**Task requirements:** Determine the number of lines in the data that include the word "Checklist", and write only that number.

**Input rows:**
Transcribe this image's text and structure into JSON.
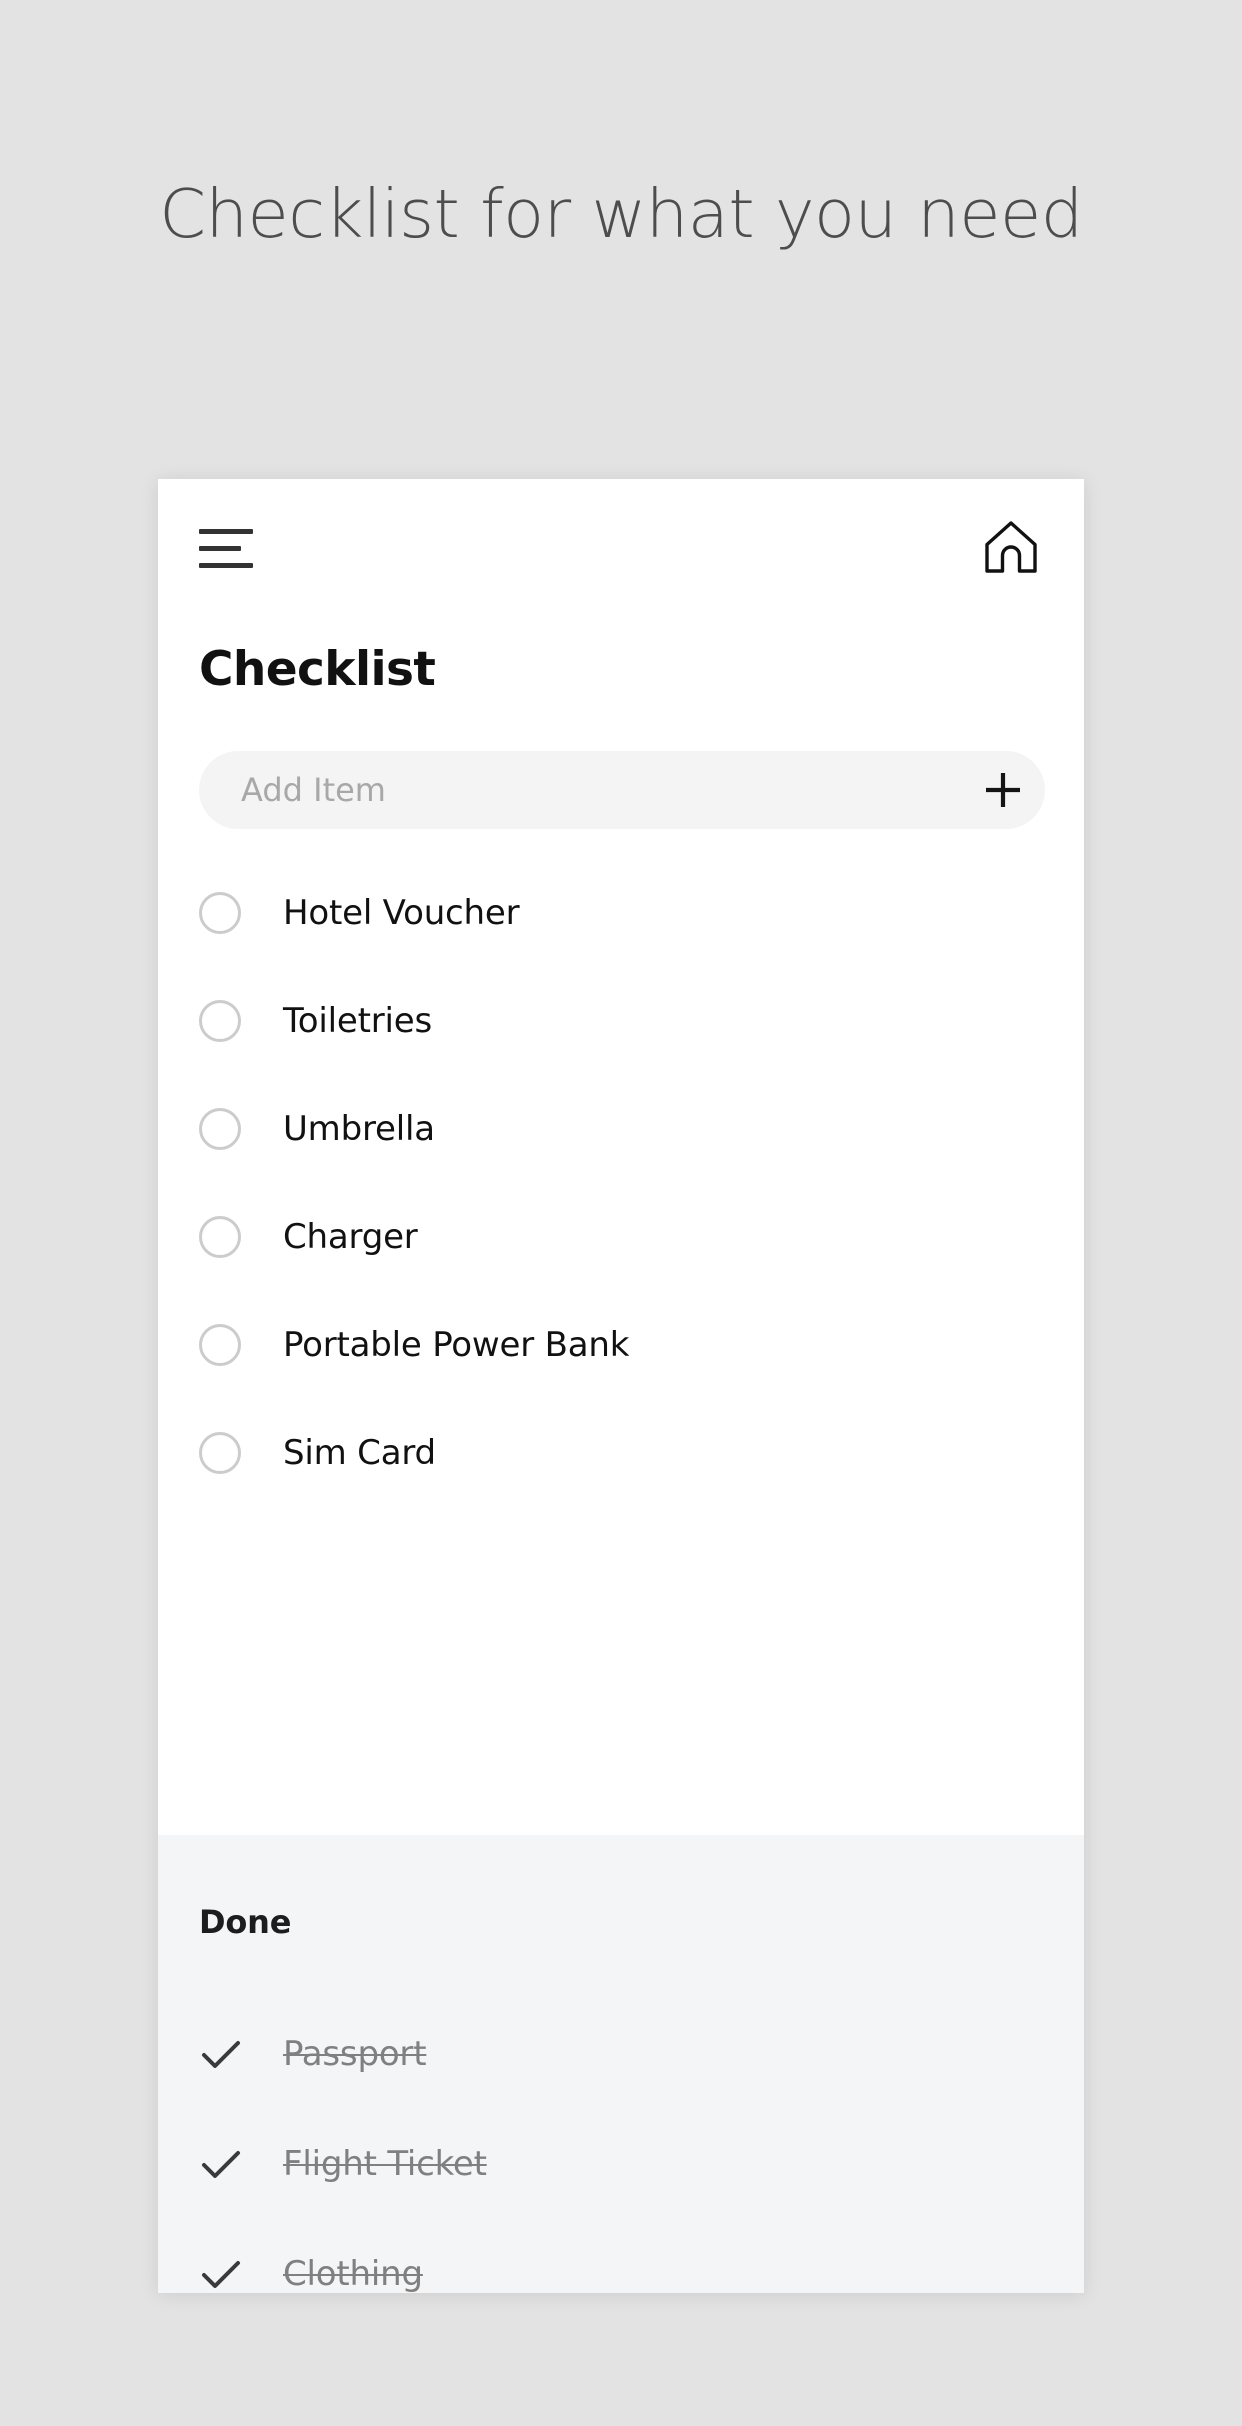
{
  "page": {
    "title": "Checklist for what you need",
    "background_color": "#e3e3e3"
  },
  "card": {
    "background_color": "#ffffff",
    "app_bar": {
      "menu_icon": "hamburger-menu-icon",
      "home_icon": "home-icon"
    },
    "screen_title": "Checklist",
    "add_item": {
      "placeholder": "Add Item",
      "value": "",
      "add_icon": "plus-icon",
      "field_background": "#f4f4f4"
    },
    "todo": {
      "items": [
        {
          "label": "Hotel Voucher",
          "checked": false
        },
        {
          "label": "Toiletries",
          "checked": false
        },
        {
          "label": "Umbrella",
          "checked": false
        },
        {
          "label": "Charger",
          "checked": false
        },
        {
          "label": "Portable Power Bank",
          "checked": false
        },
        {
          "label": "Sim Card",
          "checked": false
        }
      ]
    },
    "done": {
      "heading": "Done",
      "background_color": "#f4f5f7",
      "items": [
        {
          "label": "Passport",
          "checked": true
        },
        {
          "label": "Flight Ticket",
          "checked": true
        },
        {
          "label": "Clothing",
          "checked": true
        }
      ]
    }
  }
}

**Output:** 2